VALERIE is an automated publication metadata pipeline for Pure, ingesting from Scopus and OpenAlex while performing organization matching and cleanup against ROR. AIGO is a personalized funding recommender for medical researchers, combining embedding-based retrieval, locally-hosted LLMs, and medical classifications.
Both were largely AI-built, which surfaces a new challenge: maintaining code authored by multiple people and multiple AI agents, where consistency, review, and governance become harder than the original development. I’ll share what worked and what didn’t, including compliance hurdles around agentic AI in a medical institution.
I’ll close with an outlook: we are in a phase where AI helps us build many tools, but increasingly only the data will matter, with AI presenting any desired insight on demand. For open research information, that makes the openness and quality of the underlying data the decisive factor, more than the applications built on top.- 16:00 - 16:30 Interactive session: Sustainability of Open Infrastructures,
Bianca Kramer (Barcelona Declaration on Open Research Information) - 16:30 – 16:50 Wrap-up of the day and take-home messages - Tung Tung Chan
- 16:50 – 17:00 Closing remarks - Rik Iping
- 17:00 Drinks
Contact
For questions, program updates, or practical information, please contact: rinn@rug.nl
Keynote Speakers

Poul Meier Melchiorsen
Senior Consultant, Aalborg University Library
Poul Meier Melchiorsen works with research intelligence and research information analysis at Aalborg University, specialising in translating research data into meaningful decision support, institutional insight, and increased research visibility. His expertise spans bibliometrics, indicator development, metadata quality, and strategic reporting, as well as supporting researcher profiles, ORCID implementation, and research registration in Pure. He is also deeply involved in advancing methods for documenting innovation and societal impact, including approaches that go beyond traditional citation-based metrics. Since 2018, Poul has served as Lead of the Danish ORCID Consortium, and since 2025 as Co-chair of the Danish CoARA Chapter, contributing to more responsible and nuanced research assessment practices.

DATA FOR REVIEW:

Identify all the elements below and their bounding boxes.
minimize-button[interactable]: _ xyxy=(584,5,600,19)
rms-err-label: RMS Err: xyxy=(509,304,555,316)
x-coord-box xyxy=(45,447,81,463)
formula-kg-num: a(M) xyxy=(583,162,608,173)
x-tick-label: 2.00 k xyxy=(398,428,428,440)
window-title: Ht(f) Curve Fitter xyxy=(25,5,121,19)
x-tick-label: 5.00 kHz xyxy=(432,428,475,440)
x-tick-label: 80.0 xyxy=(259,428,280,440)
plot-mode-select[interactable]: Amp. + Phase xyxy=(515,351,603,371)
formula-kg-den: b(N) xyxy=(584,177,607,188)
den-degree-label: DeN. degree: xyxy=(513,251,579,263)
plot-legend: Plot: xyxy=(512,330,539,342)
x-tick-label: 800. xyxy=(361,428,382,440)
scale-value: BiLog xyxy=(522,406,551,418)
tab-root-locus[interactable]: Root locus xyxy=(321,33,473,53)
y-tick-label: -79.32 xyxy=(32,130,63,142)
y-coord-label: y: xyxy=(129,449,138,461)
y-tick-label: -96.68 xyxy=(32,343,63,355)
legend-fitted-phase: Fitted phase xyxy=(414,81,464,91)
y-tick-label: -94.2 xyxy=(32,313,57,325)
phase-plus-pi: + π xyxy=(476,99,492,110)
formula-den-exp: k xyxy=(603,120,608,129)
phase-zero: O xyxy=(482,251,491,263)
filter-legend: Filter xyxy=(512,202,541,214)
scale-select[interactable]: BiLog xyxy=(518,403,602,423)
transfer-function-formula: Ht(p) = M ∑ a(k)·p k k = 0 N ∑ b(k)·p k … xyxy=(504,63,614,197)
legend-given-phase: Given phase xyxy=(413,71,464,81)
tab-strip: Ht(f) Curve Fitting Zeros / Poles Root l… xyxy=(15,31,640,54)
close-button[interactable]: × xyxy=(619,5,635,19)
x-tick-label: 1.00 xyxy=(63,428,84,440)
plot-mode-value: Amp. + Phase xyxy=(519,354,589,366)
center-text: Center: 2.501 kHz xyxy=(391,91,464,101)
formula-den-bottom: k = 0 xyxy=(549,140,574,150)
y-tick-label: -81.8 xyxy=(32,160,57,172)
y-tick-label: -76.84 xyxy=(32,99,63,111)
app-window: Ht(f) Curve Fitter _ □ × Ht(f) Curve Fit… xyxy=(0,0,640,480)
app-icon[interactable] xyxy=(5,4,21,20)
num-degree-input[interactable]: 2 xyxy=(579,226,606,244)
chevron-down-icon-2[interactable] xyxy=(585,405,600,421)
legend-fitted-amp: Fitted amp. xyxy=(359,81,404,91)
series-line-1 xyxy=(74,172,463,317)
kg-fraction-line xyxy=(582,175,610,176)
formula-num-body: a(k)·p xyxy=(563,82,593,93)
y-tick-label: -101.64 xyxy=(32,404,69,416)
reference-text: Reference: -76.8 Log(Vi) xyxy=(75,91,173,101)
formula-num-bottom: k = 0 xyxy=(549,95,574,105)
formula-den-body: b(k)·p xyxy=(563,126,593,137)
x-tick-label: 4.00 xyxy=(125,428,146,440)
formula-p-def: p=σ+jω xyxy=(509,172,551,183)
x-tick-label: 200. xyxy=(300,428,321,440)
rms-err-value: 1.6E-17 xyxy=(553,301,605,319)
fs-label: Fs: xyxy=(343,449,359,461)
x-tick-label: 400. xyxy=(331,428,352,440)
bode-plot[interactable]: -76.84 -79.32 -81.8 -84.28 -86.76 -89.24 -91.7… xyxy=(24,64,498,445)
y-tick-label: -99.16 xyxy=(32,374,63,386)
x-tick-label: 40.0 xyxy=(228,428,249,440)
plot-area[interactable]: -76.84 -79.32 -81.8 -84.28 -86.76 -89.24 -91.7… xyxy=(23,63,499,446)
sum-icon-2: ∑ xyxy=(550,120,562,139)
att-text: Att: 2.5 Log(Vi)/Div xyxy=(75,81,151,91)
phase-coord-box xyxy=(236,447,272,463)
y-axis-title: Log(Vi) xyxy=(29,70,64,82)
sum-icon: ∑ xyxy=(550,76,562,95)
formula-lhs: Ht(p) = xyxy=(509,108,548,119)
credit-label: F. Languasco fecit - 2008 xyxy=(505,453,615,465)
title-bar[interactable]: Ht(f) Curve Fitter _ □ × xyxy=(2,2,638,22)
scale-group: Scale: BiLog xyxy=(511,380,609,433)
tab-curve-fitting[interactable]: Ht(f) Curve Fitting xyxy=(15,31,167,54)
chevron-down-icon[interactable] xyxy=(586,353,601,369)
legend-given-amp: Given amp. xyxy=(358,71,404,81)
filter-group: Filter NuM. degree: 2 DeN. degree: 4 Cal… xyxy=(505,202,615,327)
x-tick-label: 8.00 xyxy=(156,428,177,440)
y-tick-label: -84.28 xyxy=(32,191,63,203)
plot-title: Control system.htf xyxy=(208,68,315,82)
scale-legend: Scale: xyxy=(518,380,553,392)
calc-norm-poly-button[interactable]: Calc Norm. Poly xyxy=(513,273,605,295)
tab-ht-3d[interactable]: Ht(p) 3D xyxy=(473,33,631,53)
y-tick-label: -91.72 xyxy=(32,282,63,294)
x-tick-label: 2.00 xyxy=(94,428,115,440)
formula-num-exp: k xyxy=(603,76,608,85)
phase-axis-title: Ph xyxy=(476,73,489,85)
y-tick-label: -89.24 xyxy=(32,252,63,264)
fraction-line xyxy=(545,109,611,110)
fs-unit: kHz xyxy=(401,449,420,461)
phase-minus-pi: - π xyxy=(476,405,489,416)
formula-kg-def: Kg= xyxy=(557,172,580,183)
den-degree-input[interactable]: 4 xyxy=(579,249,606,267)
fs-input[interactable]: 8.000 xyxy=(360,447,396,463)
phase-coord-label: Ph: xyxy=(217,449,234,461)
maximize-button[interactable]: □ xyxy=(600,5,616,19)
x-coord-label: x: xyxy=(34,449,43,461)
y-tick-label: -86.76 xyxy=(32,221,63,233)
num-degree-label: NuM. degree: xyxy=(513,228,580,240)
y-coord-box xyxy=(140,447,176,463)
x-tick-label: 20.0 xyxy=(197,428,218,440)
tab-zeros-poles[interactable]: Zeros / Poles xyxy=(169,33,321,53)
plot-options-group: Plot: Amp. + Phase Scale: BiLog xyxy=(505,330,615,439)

WORK INSTRUCTION A:
In the program text, why will the openness and quality of the underlying data be the decisive factor for open research information?
WORK INSTRUCTION B:
Please retype the stretch of the program text from "Both were largely" through "a medical institution.".

WRITTEN SOLUTION A:
AI now helps build many tools, but increasingly only the data will matter, because AI can present any desired insight on demand. That makes the openness and quality of the underlying data more decisive than the applications built on top.

WRITTEN SOLUTION B:
Both were largely AI-built, which surfaces a new challenge: maintaining code authored by multiple people and multiple AI agents, where consistency, review, and governance become harder than the original development. I’ll share what worked and what didn’t, including compliance hurdles around agentic AI in a medical institution.